— PROBLEM TO WORK ON —
Could you render all of these lines as a Markdown table with the columns n and Line, numbering each row and leaving out any blank lines?

Page element annotations
------
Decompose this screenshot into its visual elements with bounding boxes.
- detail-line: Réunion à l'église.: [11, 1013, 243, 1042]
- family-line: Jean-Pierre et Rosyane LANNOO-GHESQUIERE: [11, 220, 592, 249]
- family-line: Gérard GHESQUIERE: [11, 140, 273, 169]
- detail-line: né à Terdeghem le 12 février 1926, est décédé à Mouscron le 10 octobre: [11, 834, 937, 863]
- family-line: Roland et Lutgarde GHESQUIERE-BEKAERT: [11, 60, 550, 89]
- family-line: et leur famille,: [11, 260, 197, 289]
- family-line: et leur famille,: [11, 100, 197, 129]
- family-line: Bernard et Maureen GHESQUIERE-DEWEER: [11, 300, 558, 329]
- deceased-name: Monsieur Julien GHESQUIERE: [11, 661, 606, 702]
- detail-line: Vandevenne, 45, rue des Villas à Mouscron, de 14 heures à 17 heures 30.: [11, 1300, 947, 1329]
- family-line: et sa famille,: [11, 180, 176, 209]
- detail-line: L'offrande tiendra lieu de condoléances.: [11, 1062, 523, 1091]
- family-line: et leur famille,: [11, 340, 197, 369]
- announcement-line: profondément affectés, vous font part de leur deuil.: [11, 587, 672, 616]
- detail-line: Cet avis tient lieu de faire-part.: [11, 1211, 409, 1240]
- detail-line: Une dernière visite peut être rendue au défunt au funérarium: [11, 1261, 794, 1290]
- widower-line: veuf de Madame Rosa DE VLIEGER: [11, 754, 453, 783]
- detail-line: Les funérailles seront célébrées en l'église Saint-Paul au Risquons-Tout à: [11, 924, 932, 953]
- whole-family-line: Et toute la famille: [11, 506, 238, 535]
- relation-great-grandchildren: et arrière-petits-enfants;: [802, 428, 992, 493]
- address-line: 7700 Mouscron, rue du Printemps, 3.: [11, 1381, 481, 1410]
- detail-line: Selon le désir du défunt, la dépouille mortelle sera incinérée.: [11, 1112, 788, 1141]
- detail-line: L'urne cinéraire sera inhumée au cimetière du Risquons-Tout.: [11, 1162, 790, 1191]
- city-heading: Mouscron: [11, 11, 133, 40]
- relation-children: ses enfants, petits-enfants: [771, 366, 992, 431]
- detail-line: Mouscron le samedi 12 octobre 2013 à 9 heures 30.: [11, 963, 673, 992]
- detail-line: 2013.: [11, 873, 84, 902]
------
— CORRECT OUTPUT —
| n | Line |
|---|---|
| 1 | Decompose this screenshot into its visual elements with bounding boxes. |
| 2 | - detail-line: Réunion à l'église.: [11, 1013, 243, 1042] |
| 3 | - family-line: Jean-Pierre et Rosyane LANNOO-GHESQUIERE: [11, 220, 592, 249] |
| 4 | - family-line: Gérard GHESQUIERE: [11, 140, 273, 169] |
| 5 | - detail-line: né à Terdeghem le 12 février 1926, est décédé à Mouscron le 10 octobre: [11, 834, 937, 863] |
| 6 | - family-line: Roland et Lutgarde GHESQUIERE-BEKAERT: [11, 60, 550, 89] |
| 7 | - family-line: et leur famille,: [11, 260, 197, 289] |
| 8 | - family-line: et leur famille,: [11, 100, 197, 129] |
| 9 | - family-line: Bernard et Maureen GHESQUIERE-DEWEER: [11, 300, 558, 329] |
| 10 | - deceased-name: Monsieur Julien GHESQUIERE: [11, 661, 606, 702] |
| 11 | - detail-line: Vandevenne, 45, rue des Villas à Mouscron, de 14 heures à 17 heures 30.: [11, 1300, 947, 1329] |
| 12 | - family-line: et sa famille,: [11, 180, 176, 209] |
| 13 | - detail-line: L'offrande tiendra lieu de condoléances.: [11, 1062, 523, 1091] |
| 14 | - family-line: et leur famille,: [11, 340, 197, 369] |
| 15 | - announcement-line: profondément affectés, vous font part de leur deuil.: [11, 587, 672, 616] |
| 16 | - detail-line: Cet avis tient lieu de faire-part.: [11, 1211, 409, 1240] |
| 17 | - detail-line: Une dernière visite peut être rendue au défunt au funérarium: [11, 1261, 794, 1290] |
| 18 | - widower-line: veuf de Madame Rosa DE VLIEGER: [11, 754, 453, 783] |
| 19 | - detail-line: Les funérailles seront célébrées en l'église Saint-Paul au Risquons-Tout à: [11, 924, 932, 953] |
| 20 | - whole-family-line: Et toute la famille: [11, 506, 238, 535] |
| 21 | - relation-great-grandchildren: et arrière-petits-enfants;: [802, 428, 992, 493] |
| 22 | - address-line: 7700 Mouscron, rue du Printemps, 3.: [11, 1381, 481, 1410] |
| 23 | - detail-line: Selon le désir du défunt, la dépouille mortelle sera incinérée.: [11, 1112, 788, 1141] |
| 24 | - detail-line: L'urne cinéraire sera inhumée au cimetière du Risquons-Tout.: [11, 1162, 790, 1191] |
| 25 | - city-heading: Mouscron: [11, 11, 133, 40] |
| 26 | - relation-children: ses enfants, petits-enfants: [771, 366, 992, 431] |
| 27 | - detail-line: Mouscron le samedi 12 octobre 2013 à 9 heures 30.: [11, 963, 673, 992] |
| 28 | - detail-line: 2013.: [11, 873, 84, 902] |